Stored records:
** BEGIN **
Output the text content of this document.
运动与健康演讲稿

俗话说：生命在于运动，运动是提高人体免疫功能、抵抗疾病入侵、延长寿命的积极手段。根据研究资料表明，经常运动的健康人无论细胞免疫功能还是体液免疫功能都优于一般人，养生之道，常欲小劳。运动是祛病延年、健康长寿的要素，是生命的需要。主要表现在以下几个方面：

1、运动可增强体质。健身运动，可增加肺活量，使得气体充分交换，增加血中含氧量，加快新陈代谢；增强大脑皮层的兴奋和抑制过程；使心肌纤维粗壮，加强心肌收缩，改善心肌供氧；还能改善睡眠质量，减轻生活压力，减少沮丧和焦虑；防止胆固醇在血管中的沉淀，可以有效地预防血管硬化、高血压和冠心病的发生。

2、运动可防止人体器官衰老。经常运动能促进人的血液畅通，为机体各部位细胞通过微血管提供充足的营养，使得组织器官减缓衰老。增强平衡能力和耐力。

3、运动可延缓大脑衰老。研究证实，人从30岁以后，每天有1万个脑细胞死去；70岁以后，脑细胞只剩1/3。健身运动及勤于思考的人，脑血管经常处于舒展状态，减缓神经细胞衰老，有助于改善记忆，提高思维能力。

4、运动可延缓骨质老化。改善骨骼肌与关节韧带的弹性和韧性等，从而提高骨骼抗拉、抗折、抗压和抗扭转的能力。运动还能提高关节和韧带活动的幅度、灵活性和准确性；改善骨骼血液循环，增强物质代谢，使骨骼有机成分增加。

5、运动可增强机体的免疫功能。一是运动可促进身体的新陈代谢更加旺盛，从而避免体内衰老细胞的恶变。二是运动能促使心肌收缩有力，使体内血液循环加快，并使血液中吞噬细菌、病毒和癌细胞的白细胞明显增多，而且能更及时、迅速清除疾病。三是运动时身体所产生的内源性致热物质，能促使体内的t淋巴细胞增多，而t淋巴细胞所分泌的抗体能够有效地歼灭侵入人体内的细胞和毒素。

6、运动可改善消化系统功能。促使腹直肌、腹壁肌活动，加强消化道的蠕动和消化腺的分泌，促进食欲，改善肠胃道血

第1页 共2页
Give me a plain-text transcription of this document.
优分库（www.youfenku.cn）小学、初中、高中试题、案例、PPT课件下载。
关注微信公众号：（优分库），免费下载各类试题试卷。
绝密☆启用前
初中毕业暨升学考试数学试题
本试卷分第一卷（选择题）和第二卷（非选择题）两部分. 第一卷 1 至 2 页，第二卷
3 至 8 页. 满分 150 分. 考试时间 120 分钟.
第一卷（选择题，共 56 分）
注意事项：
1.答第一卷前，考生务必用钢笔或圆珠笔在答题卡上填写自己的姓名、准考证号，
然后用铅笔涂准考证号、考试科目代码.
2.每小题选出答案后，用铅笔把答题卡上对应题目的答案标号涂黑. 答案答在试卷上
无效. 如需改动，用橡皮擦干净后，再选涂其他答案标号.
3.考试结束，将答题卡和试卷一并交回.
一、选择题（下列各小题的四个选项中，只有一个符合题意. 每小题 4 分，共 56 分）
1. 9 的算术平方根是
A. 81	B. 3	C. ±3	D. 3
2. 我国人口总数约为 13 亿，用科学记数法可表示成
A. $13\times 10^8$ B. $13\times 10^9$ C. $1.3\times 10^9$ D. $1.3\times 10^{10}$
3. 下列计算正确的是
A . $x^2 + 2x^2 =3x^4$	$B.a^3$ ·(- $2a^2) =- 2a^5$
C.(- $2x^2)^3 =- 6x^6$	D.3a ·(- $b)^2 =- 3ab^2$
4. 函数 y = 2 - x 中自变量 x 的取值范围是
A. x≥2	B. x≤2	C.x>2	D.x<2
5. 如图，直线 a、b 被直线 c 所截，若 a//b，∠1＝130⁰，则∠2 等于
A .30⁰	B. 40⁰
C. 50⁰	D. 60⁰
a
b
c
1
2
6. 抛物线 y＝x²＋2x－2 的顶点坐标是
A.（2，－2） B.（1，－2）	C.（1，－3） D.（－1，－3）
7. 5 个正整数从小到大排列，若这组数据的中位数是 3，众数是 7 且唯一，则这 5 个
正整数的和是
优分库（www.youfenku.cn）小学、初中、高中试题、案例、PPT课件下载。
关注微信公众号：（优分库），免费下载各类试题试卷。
** END **
* Stated problem
Reproduce the material above, every line of it, exactly.

* Result of this task
Output the text content of this document.
运动与健康演讲稿

俗话说：生命在于运动，运动是提高人体免疫功能、抵抗疾病入侵、延长寿命的积极手段。根据研究资料表明，经常运动的健康人无论细胞免疫功能还是体液免疫功能都优于一般人，养生之道，常欲小劳。运动是祛病延年、健康长寿的要素，是生命的需要。主要表现在以下几个方面：

1、运动可增强体质。健身运动，可增加肺活量，使得气体充分交换，增加血中含氧量，加快新陈代谢；增强大脑皮层的兴奋和抑制过程；使心肌纤维粗壮，加强心肌收缩，改善心肌供氧；还能改善睡眠质量，减轻生活压力，减少沮丧和焦虑；防止胆固醇在血管中的沉淀，可以有效地预防血管硬化、高血压和冠心病的发生。

2、运动可防止人体器官衰老。经常运动能促进人的血液畅通，为机体各部位细胞通过微血管提供充足的营养，使得组织器官减缓衰老。增强平衡能力和耐力。

3、运动可延缓大脑衰老。研究证实，人从30岁以后，每天有1万个脑细胞死去；70岁以后，脑细胞只剩1/3。健身运动及勤于思考的人，脑血管经常处于舒展状态，减缓神经细胞衰老，有助于改善记忆，提高思维能力。

4、运动可延缓骨质老化。改善骨骼肌与关节韧带的弹性和韧性等，从而提高骨骼抗拉、抗折、抗压和抗扭转的能力。运动还能提高关节和韧带活动的幅度、灵活性和准确性；改善骨骼血液循环，增强物质代谢，使骨骼有机成分增加。

5、运动可增强机体的免疫功能。一是运动可促进身体的新陈代谢更加旺盛，从而避免体内衰老细胞的恶变。二是运动能促使心肌收缩有力，使体内血液循环加快，并使血液中吞噬细菌、病毒和癌细胞的白细胞明显增多，而且能更及时、迅速清除疾病。三是运动时身体所产生的内源性致热物质，能促使体内的t淋巴细胞增多，而t淋巴细胞所分泌的抗体能够有效地歼灭侵入人体内的细胞和毒素。

6、运动可改善消化系统功能。促使腹直肌、腹壁肌活动，加强消化道的蠕动和消化腺的分泌，促进食欲，改善肠胃道血

第1页 共2页
Give me a plain-text transcription of this document.
优分库（www.youfenku.cn）小学、初中、高中试题、案例、PPT课件下载。
关注微信公众号：（优分库），免费下载各类试题试卷。
绝密☆启用前
初中毕业暨升学考试数学试题
本试卷分第一卷（选择题）和第二卷（非选择题）两部分. 第一卷 1 至 2 页，第二卷
3 至 8 页. 满分 150 分. 考试时间 120 分钟.
第一卷（选择题，共 56 分）
注意事项：
1.答第一卷前，考生务必用钢笔或圆珠笔在答题卡上填写自己的姓名、准考证号，
然后用铅笔涂准考证号、考试科目代码.
2.每小题选出答案后，用铅笔把答题卡上对应题目的答案标号涂黑. 答案答在试卷上
无效. 如需改动，用橡皮擦干净后，再选涂其他答案标号.
3.考试结束，将答题卡和试卷一并交回.
一、选择题（下列各小题的四个选项中，只有一个符合题意. 每小题 4 分，共 56 分）
1. 9 的算术平方根是
A. 81	B. 3	C. ±3	D. 3
2. 我国人口总数约为 13 亿，用科学记数法可表示成
A. $13\times 10^8$ B. $13\times 10^9$ C. $1.3\times 10^9$ D. $1.3\times 10^{10}$
3. 下列计算正确的是
A . $x^2 + 2x^2 =3x^4$	$B.a^3$ ·(- $2a^2) =- 2a^5$
C.(- $2x^2)^3 =- 6x^6$	D.3a ·(- $b)^2 =- 3ab^2$
4. 函数 y = 2 - x 中自变量 x 的取值范围是
A. x≥2	B. x≤2	C.x>2	D.x<2
5. 如图，直线 a、b 被直线 c 所截，若 a//b，∠1＝130⁰，则∠2 等于
A .30⁰	B. 40⁰
C. 50⁰	D. 60⁰
a
b
c
1
2
6. 抛物线 y＝x²＋2x－2 的顶点坐标是
A.（2，－2） B.（1，－2）	C.（1，－3） D.（－1，－3）
7. 5 个正整数从小到大排列，若这组数据的中位数是 3，众数是 7 且唯一，则这 5 个
正整数的和是
优分库（www.youfenku.cn）小学、初中、高中试题、案例、PPT课件下载。
关注微信公众号：（优分库），免费下载各类试题试卷。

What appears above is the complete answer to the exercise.